* GIVEN REQUEST: Output all the material that follows, exactly as given.

* SUPPLIED DATA:
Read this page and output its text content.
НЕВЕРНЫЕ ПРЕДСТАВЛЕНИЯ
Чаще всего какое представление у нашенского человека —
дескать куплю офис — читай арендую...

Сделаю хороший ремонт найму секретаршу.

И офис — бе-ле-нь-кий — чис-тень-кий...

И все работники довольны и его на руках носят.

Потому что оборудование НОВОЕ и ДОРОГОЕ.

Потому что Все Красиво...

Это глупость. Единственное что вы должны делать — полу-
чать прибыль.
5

* TASK OUTPUT:
Read this page and output its text content.
НЕВЕРНЫЕ ПРЕДСТАВЛЕНИЯ
Чаще всего какое представление у нашенского человека —
дескать куплю офис — читай арендую...

Сделаю хороший ремонт найму секретаршу.

И офис — бе-ле-нь-кий — чис-тень-кий...

И все работники довольны и его на руках носят.

Потому что оборудование НОВОЕ и ДОРОГОЕ.

Потому что Все Красиво...

Это глупость. Единственное что вы должны делать — полу-
чать прибыль.
5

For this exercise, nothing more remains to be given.